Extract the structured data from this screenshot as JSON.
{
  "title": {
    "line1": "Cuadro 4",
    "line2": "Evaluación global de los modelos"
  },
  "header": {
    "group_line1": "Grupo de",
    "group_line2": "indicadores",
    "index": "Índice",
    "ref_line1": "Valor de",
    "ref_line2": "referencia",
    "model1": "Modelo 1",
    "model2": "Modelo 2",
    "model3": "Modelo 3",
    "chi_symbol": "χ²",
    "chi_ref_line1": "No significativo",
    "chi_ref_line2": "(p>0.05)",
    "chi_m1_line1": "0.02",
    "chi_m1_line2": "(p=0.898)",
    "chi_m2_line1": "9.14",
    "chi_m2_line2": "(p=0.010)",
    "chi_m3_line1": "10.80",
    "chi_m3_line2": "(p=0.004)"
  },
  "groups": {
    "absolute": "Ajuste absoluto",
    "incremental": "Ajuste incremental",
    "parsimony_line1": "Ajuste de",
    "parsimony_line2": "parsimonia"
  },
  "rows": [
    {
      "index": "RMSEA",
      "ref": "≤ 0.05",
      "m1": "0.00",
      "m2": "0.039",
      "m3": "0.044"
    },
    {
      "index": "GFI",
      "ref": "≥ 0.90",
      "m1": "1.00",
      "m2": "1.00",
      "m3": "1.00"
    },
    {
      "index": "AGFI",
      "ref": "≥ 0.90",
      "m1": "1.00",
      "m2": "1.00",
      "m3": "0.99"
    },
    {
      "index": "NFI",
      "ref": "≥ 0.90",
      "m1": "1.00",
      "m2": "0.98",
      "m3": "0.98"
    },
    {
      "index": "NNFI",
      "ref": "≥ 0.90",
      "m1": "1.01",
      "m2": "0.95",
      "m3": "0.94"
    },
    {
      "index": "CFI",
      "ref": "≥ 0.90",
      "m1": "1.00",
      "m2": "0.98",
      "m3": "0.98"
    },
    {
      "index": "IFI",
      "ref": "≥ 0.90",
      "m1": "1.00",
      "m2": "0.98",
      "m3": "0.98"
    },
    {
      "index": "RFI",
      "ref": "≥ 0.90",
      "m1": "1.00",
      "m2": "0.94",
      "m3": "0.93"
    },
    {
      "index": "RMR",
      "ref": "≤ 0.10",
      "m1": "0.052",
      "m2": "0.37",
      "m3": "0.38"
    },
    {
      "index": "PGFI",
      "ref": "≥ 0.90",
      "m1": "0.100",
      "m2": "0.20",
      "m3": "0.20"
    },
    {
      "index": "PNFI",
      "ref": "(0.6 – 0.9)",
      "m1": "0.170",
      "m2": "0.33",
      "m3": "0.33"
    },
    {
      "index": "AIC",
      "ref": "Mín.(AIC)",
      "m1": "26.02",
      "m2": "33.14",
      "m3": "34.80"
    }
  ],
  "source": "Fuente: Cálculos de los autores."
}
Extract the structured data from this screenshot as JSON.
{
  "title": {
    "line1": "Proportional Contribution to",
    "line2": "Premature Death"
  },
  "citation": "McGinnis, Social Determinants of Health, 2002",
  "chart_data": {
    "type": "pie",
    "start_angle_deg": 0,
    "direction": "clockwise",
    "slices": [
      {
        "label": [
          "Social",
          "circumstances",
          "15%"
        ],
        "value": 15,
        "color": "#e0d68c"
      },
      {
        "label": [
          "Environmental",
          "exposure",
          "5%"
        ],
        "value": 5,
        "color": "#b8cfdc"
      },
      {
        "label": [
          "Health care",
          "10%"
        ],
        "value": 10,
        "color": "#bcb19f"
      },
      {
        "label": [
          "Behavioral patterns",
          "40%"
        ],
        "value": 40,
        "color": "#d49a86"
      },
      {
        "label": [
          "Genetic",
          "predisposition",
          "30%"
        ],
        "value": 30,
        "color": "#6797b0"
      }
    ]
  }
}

══════════════════════════════

Requirements ▸
Figure out how many lines above include the string "Ajuste", then report that number and nothing else.

Expected answer ▸
3